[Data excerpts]
○ ○ ○ ○ ○ ○ ○

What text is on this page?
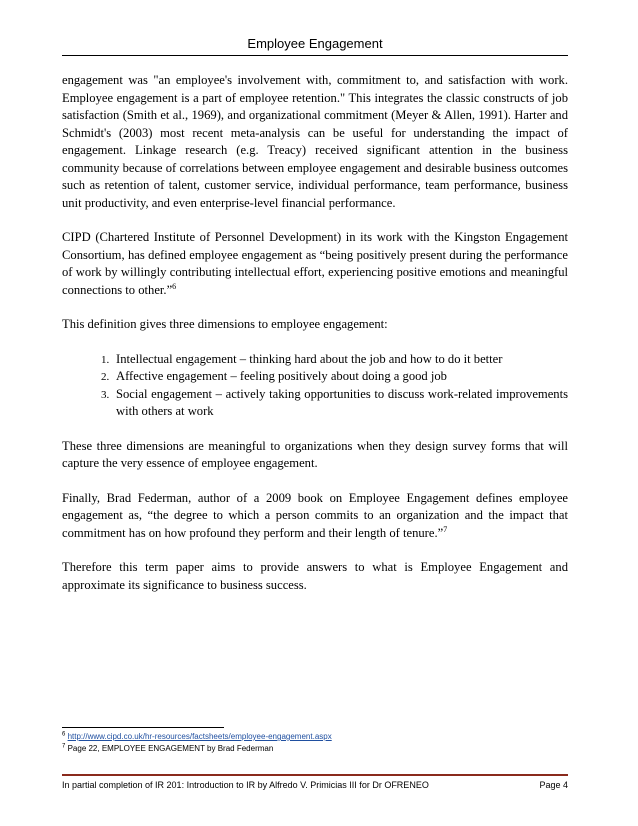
Employee Engagement

engagement was "an employee's involvement with, commitment to, and satisfaction with work. Employee engagement is a part of employee retention." This integrates the classic constructs of job satisfaction (Smith et al., 1969), and organizational commitment (Meyer & Allen, 1991). Harter and Schmidt's (2003) most recent meta-analysis can be useful for understanding the impact of engagement. Linkage research (e.g. Treacy) received significant attention in the business community because of correlations between employee engagement and desirable business outcomes such as retention of talent, customer service, individual performance, team performance, business unit productivity, and even enterprise-level financial performance.

CIPD (Chartered Institute of Personnel Development) in its work with the Kingston Engagement Consortium, has defined employee engagement as “being positively present during the performance of work by willingly contributing intellectual effort, experiencing positive emotions and meaningful connections to other.”$^6$

This definition gives three dimensions to employee engagement:

1. Intellectual engagement – thinking hard about the job and how to do it better
2. Affective engagement – feeling positively about doing a good job
3. Social engagement – actively taking opportunities to discuss work-related improvements with others at work

These three dimensions are meaningful to organizations when they design survey forms that will capture the very essence of employee engagement.

Finally, Brad Federman, author of a 2009 book on Employee Engagement defines employee engagement as, “the degree to which a person commits to an organization and the impact that commitment has on how profound they perform and their length of tenure.”$^7$

Therefore this term paper aims to provide answers to what is Employee Engagement and approximate its significance to business success.

$^6$ http://www.cipd.co.uk/hr-resources/factsheets/employee-engagement.aspx
$^7$ Page 22, EMPLOYEE ENGAGEMENT by Brad Federman
In partial completion of IR 201: Introduction to IR by Alfredo V. Primicias III for Dr OFRENEO	Page 4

○ ○ ○ ○ ○ ○ ○

Copy the whole listing above word for word but do not carry over the pictures.

> The completed task:
What text is on this page?
Employee Engagement

engagement was "an employee's involvement with, commitment to, and satisfaction with work. Employee engagement is a part of employee retention." This integrates the classic constructs of job satisfaction (Smith et al., 1969), and organizational commitment (Meyer & Allen, 1991). Harter and Schmidt's (2003) most recent meta-analysis can be useful for understanding the impact of engagement. Linkage research (e.g. Treacy) received significant attention in the business community because of correlations between employee engagement and desirable business outcomes such as retention of talent, customer service, individual performance, team performance, business unit productivity, and even enterprise-level financial performance.

CIPD (Chartered Institute of Personnel Development) in its work with the Kingston Engagement Consortium, has defined employee engagement as “being positively present during the performance of work by willingly contributing intellectual effort, experiencing positive emotions and meaningful connections to other.”$^6$

This definition gives three dimensions to employee engagement:

1. Intellectual engagement – thinking hard about the job and how to do it better
2. Affective engagement – feeling positively about doing a good job
3. Social engagement – actively taking opportunities to discuss work-related improvements with others at work

These three dimensions are meaningful to organizations when they design survey forms that will capture the very essence of employee engagement.

Finally, Brad Federman, author of a 2009 book on Employee Engagement defines employee engagement as, “the degree to which a person commits to an organization and the impact that commitment has on how profound they perform and their length of tenure.”$^7$

Therefore this term paper aims to provide answers to what is Employee Engagement and approximate its significance to business success.

$^6$ http://www.cipd.co.uk/hr-resources/factsheets/employee-engagement.aspx
$^7$ Page 22, EMPLOYEE ENGAGEMENT by Brad Federman
In partial completion of IR 201: Introduction to IR by Alfredo V. Primicias III for Dr OFRENEO	Page 4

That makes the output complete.